Insurance claim for bridge collapsed in 2009

Supreme Court: In an appeal filed by United India Insurance Co. Ltd. (‘Insurance Company’) challenging the decision by the National Consumer Disputes Redressal Commission (‘NCDRC’), which by its impugned order directed Insurance Company to release and pay an insurance claim of Rs. 39,09,92,828/-, the Division Bench of Pamidighantam Sri Narasimha* and Aravind Kumar,JJ. while setting aside the impugned order, opined that the NCDRC fell into a clear error of law and fact in allowing the consumer complaint for multiple reasons.


The National Highway Authority of India (‘NHAI’) awarded a contract for the design, construction and maintenance of a cable-stayed bridge across the river Chambal on NH-76 at Kota, Rajasthan to a joint venture company comprising of Hyundai Engineering & Construction Co. Ltd. and respondent 2. The value of the project under the contract was Rs. 213,58,76,000/-. The contract provided that the construction work was to be completed within 40 months and the joint venture was thereafter assigned the task of maintaining the said bridge for a period of 6 years, of which, 2 years was the ‘defect-notification period’. The Insurance Company issued a Contractor’s All Risk Insurance Policy covering the interest of NHAI as principal, and Hyundai Engineering Infrastructure Co. Ltd. along with Gammon India as JV Contractor under the policy.

------------------------------------------------------------------------

- **Goal**: Please copy the insurance claim text again, beginning at the words "The National Highway" and stopping after "under the policy.", but swap "cable-stayed bridge" for "suspension bridge". The records have no connection to the insurance claim text.

- **Provided records**:
------------------------------------------------------------------------

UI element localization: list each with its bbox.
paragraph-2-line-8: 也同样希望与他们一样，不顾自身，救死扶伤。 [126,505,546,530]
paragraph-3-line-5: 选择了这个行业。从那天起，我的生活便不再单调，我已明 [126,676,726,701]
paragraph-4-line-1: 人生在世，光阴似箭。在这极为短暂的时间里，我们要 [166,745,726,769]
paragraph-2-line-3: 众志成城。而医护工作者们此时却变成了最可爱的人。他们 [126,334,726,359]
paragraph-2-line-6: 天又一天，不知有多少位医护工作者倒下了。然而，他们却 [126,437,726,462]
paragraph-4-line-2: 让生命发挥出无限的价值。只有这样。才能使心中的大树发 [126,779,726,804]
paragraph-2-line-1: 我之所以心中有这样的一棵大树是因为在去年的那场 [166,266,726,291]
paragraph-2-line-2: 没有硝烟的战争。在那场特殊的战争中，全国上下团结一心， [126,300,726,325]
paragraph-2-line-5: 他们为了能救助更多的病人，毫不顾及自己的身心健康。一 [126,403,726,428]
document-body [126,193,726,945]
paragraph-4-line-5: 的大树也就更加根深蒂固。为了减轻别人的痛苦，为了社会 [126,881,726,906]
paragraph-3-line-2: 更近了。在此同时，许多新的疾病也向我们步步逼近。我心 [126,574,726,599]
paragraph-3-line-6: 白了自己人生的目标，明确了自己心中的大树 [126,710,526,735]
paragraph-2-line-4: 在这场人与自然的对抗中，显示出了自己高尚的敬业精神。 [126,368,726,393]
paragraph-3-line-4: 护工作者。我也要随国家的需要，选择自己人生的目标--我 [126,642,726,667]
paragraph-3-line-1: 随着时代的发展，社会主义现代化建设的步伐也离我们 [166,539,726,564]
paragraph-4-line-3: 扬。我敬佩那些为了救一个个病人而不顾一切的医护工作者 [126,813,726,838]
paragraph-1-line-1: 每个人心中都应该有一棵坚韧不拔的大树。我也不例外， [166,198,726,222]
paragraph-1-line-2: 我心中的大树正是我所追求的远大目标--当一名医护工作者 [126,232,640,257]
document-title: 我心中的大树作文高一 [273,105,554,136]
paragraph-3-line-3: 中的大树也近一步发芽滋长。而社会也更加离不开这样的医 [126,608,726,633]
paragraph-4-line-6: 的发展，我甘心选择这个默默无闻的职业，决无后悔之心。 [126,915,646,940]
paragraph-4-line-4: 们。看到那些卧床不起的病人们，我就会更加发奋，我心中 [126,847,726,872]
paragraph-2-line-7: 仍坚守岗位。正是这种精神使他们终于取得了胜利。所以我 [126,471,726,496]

------------------------------------------------------------------------

- **Completed exercise**:
The National Highway Authority of India (‘NHAI’) awarded a contract for the design, construction and maintenance of a suspension bridge across the river Chambal on NH-76 at Kota, Rajasthan to a joint venture company comprising of Hyundai Engineering & Construction Co. Ltd. and respondent 2. The value of the project under the contract was Rs. 213,58,76,000/-. The contract provided that the construction work was to be completed within 40 months and the joint venture was thereafter assigned the task of maintaining the said bridge for a period of 6 years, of which, 2 years was the ‘defect-notification period’. The Insurance Company issued a Contractor’s All Risk Insurance Policy covering the interest of NHAI as principal, and Hyundai Engineering Infrastructure Co. Ltd. along with Gammon India as JV Contractor under the policy.